*WRITTEN TASK:* Set the listing down again in full, word for word, with the pictures left out.

*EXCERPTED DATA:*
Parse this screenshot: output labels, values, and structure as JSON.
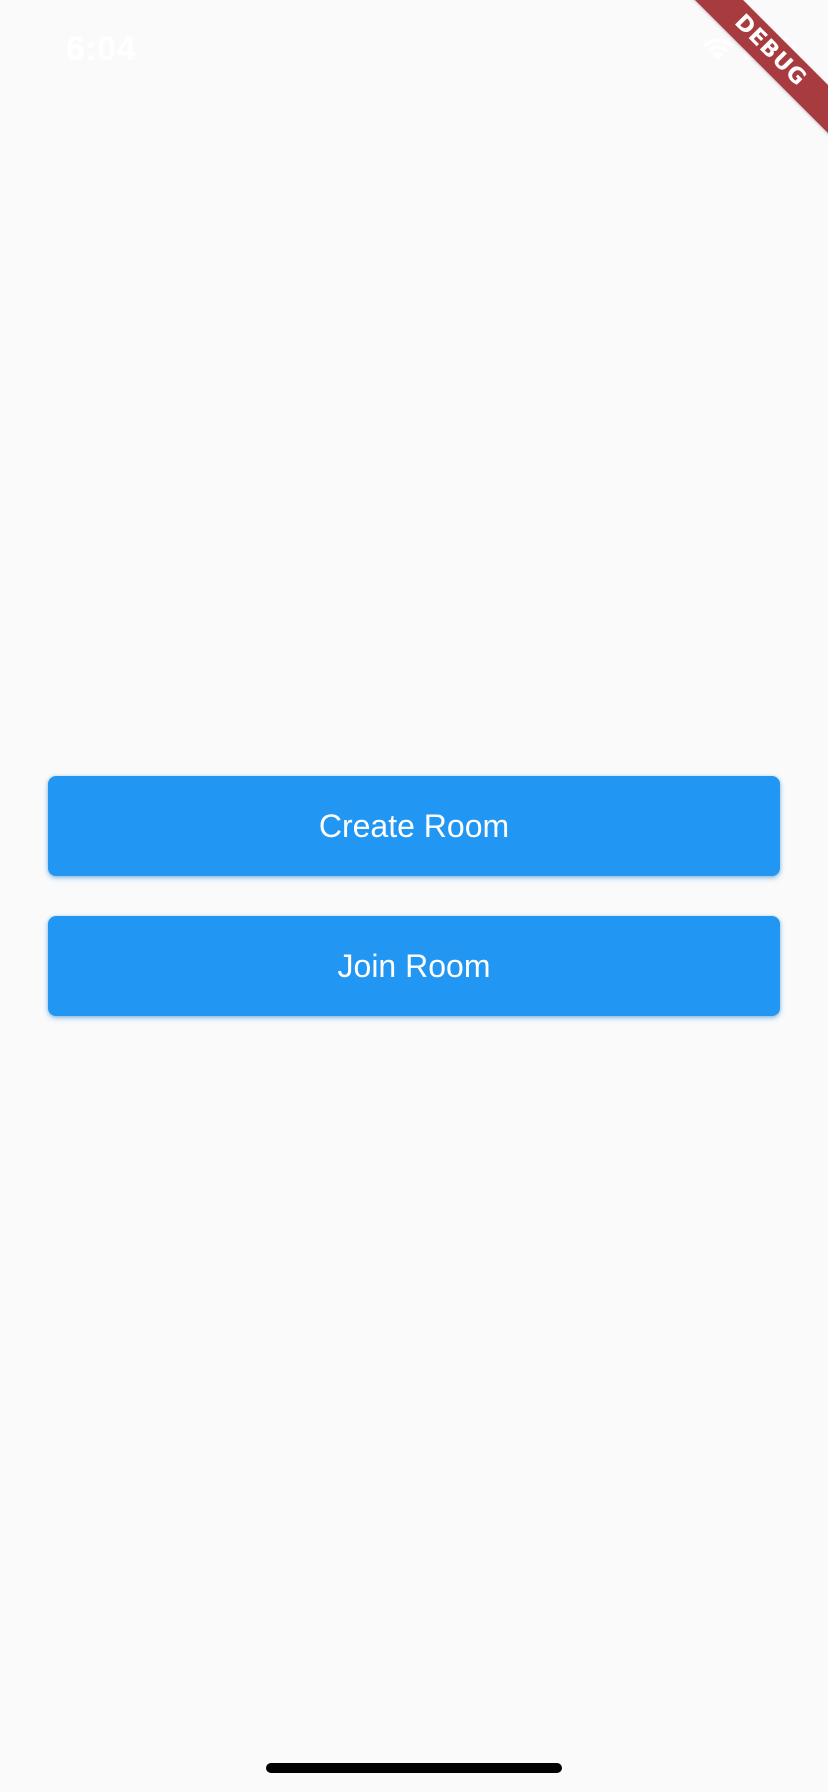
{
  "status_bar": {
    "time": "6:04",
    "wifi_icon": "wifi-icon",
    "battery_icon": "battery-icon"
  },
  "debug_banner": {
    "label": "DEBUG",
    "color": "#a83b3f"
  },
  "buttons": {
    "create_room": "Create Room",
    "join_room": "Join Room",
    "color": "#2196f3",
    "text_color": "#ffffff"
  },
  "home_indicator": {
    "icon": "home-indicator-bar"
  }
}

*SOLUTION FOR THIS TASK:*
Parse this screenshot: output labels, values, and structure as JSON.
{
  "status_bar": {
    "time": "6:04",
    "wifi_icon": "wifi-icon",
    "battery_icon": "battery-icon"
  },
  "debug_banner": {
    "label": "DEBUG",
    "color": "#a83b3f"
  },
  "buttons": {
    "create_room": "Create Room",
    "join_room": "Join Room",
    "color": "#2196f3",
    "text_color": "#ffffff"
  },
  "home_indicator": {
    "icon": "home-indicator-bar"
  }
}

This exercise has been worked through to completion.